- [Set exercise]:
Extract the lines that carry the string "JSON" from the listing.

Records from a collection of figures
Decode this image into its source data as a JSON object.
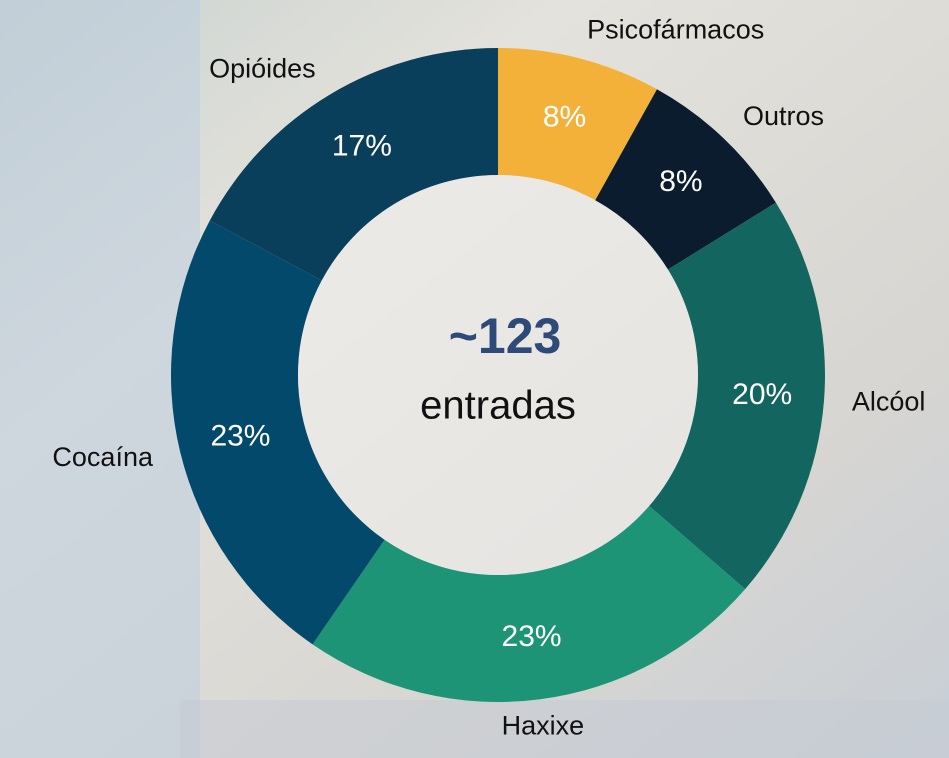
{
  "chart_data": {
    "type": "donut",
    "categories": [
      "Psicofármacos",
      "Outros",
      "Alcóol",
      "Haxixe",
      "Cocaína",
      "Opióides"
    ],
    "values": [
      8,
      8,
      20,
      23,
      23,
      17
    ],
    "value_labels": [
      "8%",
      "8%",
      "20%",
      "23%",
      "23%",
      "17%"
    ],
    "colors": [
      "#f3b13a",
      "#0a1c2e",
      "#13665f",
      "#1e9477",
      "#03496b",
      "#0a3f5c"
    ],
    "center_value": "~123",
    "center_label": "entradas"
  }
}
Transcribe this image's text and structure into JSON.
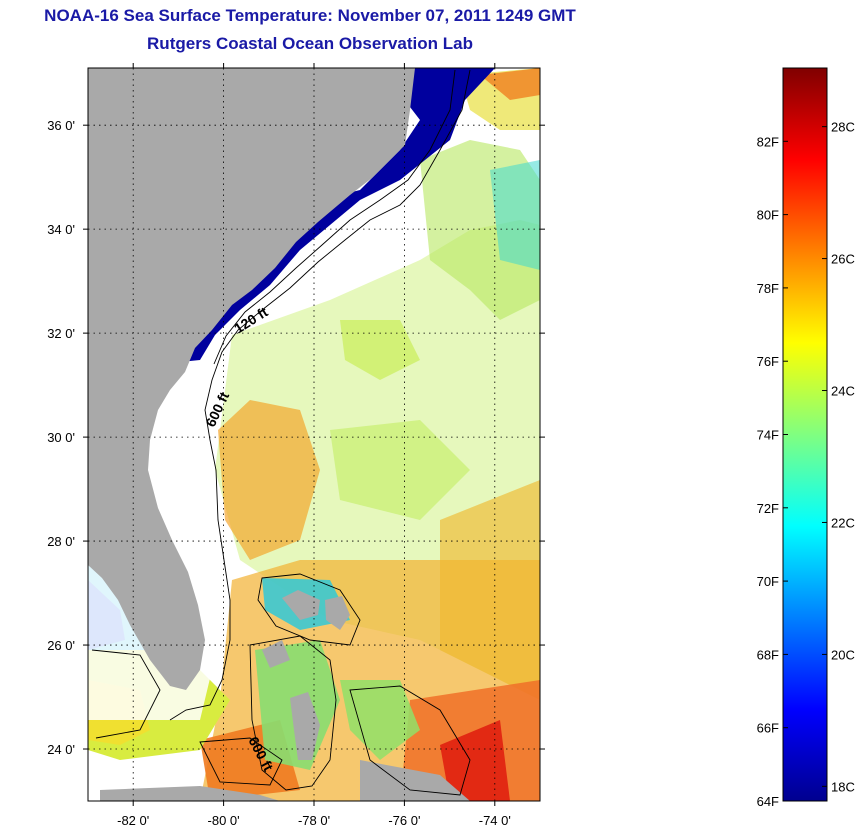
{
  "header": {
    "title": "NOAA-16 Sea Surface Temperature:  November 07, 2011 1249 GMT",
    "subtitle": "Rutgers Coastal Ocean Observation Lab"
  },
  "map": {
    "lon_range": [
      -83.0,
      -73.0
    ],
    "lat_range": [
      23.0,
      37.1
    ],
    "lat_ticks": [
      {
        "value": 36,
        "label": "36 0'"
      },
      {
        "value": 34,
        "label": "34 0'"
      },
      {
        "value": 32,
        "label": "32 0'"
      },
      {
        "value": 30,
        "label": "30 0'"
      },
      {
        "value": 28,
        "label": "28 0'"
      },
      {
        "value": 26,
        "label": "26 0'"
      },
      {
        "value": 24,
        "label": "24 0'"
      }
    ],
    "lon_ticks": [
      {
        "value": -82,
        "label": "-82 0'"
      },
      {
        "value": -80,
        "label": "-80 0'"
      },
      {
        "value": -78,
        "label": "-78 0'"
      },
      {
        "value": -76,
        "label": "-76 0'"
      },
      {
        "value": -74,
        "label": "-74 0'"
      }
    ],
    "grid": "dotted",
    "land_color": "#a9a9a9",
    "isobath_labels": [
      "120 ft",
      "600 ft",
      "600 ft"
    ]
  },
  "colorbar": {
    "min_f": 64,
    "max_f": 84,
    "fahrenheit_ticks": [
      {
        "value": 82,
        "label": "82F"
      },
      {
        "value": 80,
        "label": "80F"
      },
      {
        "value": 78,
        "label": "78F"
      },
      {
        "value": 76,
        "label": "76F"
      },
      {
        "value": 74,
        "label": "74F"
      },
      {
        "value": 72,
        "label": "72F"
      },
      {
        "value": 70,
        "label": "70F"
      },
      {
        "value": 68,
        "label": "68F"
      },
      {
        "value": 66,
        "label": "66F"
      },
      {
        "value": 64,
        "label": "64F"
      }
    ],
    "celsius_ticks": [
      {
        "value": 28,
        "label": "28C"
      },
      {
        "value": 26,
        "label": "26C"
      },
      {
        "value": 24,
        "label": "24C"
      },
      {
        "value": 22,
        "label": "22C"
      },
      {
        "value": 20,
        "label": "20C"
      },
      {
        "value": 18,
        "label": "18C"
      }
    ],
    "colormap": [
      "#00008f",
      "#0000ff",
      "#0080ff",
      "#00ffff",
      "#80ff80",
      "#ffff00",
      "#ff8000",
      "#ff0000",
      "#800000"
    ]
  }
}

- [Written answer]:
Decode this image into its source data as a JSON object.
Transcribe this image's text and structure into JSON.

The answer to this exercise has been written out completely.